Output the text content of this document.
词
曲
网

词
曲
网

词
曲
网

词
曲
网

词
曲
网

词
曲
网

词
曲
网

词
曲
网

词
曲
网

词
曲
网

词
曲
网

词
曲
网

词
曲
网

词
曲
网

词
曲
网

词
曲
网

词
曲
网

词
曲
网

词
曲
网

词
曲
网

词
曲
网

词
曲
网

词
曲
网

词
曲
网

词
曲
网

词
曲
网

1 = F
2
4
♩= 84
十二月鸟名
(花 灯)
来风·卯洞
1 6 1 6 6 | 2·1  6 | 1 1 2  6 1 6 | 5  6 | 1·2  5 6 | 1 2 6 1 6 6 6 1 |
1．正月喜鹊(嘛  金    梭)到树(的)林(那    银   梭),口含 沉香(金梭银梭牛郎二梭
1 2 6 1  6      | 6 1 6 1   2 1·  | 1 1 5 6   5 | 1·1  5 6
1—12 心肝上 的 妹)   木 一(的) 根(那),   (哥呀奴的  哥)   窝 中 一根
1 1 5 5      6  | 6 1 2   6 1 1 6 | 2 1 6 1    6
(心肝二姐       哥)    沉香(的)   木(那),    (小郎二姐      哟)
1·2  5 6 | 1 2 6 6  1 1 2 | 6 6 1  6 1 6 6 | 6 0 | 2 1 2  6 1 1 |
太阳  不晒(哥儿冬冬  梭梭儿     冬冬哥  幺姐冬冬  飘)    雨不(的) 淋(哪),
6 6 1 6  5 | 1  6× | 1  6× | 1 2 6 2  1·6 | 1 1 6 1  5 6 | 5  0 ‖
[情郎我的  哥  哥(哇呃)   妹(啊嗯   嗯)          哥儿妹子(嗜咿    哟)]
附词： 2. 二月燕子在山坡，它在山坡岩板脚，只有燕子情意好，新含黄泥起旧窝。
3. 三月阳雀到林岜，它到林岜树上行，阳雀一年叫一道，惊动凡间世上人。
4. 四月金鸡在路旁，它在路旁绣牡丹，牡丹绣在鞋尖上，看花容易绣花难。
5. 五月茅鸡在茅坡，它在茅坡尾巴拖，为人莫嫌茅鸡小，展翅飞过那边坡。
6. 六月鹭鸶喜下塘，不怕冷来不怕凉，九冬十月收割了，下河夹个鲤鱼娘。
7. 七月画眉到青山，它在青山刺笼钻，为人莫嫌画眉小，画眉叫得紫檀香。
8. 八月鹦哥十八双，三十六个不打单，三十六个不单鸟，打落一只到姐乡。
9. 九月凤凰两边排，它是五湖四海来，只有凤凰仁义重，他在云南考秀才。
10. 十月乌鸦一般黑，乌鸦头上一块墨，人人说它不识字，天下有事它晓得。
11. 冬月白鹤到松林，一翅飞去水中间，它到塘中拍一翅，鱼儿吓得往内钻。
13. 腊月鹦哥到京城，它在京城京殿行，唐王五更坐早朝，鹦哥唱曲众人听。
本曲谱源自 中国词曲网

▸ **Goal**
Write out every line of the records exactly.

▸ **Answer to the task**
Output the text content of this document.
词
曲
网

词
曲
网

词
曲
网

词
曲
网

词
曲
网

词
曲
网

词
曲
网

词
曲
网

词
曲
网

词
曲
网

词
曲
网

词
曲
网

词
曲
网

词
曲
网

词
曲
网

词
曲
网

词
曲
网

词
曲
网

词
曲
网

词
曲
网

词
曲
网

词
曲
网

词
曲
网

词
曲
网

词
曲
网

词
曲
网

1 = F
2
4
♩= 84
十二月鸟名
(花 灯)
来风·卯洞
1 6 1 6 6 | 2·1  6 | 1 1 2  6 1 6 | 5  6 | 1·2  5 6 | 1 2 6 1 6 6 6 1 |
1．正月喜鹊(嘛  金    梭)到树(的)林(那    银   梭),口含 沉香(金梭银梭牛郎二梭
1 2 6 1  6      | 6 1 6 1   2 1·  | 1 1 5 6   5 | 1·1  5 6
1—12 心肝上 的 妹)   木 一(的) 根(那),   (哥呀奴的  哥)   窝 中 一根
1 1 5 5      6  | 6 1 2   6 1 1 6 | 2 1 6 1    6
(心肝二姐       哥)    沉香(的)   木(那),    (小郎二姐      哟)
1·2  5 6 | 1 2 6 6  1 1 2 | 6 6 1  6 1 6 6 | 6 0 | 2 1 2  6 1 1 |
太阳  不晒(哥儿冬冬  梭梭儿     冬冬哥  幺姐冬冬  飘)    雨不(的) 淋(哪),
6 6 1 6  5 | 1  6× | 1  6× | 1 2 6 2  1·6 | 1 1 6 1  5 6 | 5  0 ‖
[情郎我的  哥  哥(哇呃)   妹(啊嗯   嗯)          哥儿妹子(嗜咿    哟)]
附词： 2. 二月燕子在山坡，它在山坡岩板脚，只有燕子情意好，新含黄泥起旧窝。
3. 三月阳雀到林岜，它到林岜树上行，阳雀一年叫一道，惊动凡间世上人。
4. 四月金鸡在路旁，它在路旁绣牡丹，牡丹绣在鞋尖上，看花容易绣花难。
5. 五月茅鸡在茅坡，它在茅坡尾巴拖，为人莫嫌茅鸡小，展翅飞过那边坡。
6. 六月鹭鸶喜下塘，不怕冷来不怕凉，九冬十月收割了，下河夹个鲤鱼娘。
7. 七月画眉到青山，它在青山刺笼钻，为人莫嫌画眉小，画眉叫得紫檀香。
8. 八月鹦哥十八双，三十六个不打单，三十六个不单鸟，打落一只到姐乡。
9. 九月凤凰两边排，它是五湖四海来，只有凤凰仁义重，他在云南考秀才。
10. 十月乌鸦一般黑，乌鸦头上一块墨，人人说它不识字，天下有事它晓得。
11. 冬月白鹤到松林，一翅飞去水中间，它到塘中拍一翅，鱼儿吓得往内钻。
13. 腊月鹦哥到京城，它在京城京殿行，唐王五更坐早朝，鹦哥唱曲众人听。
本曲谱源自 中国词曲网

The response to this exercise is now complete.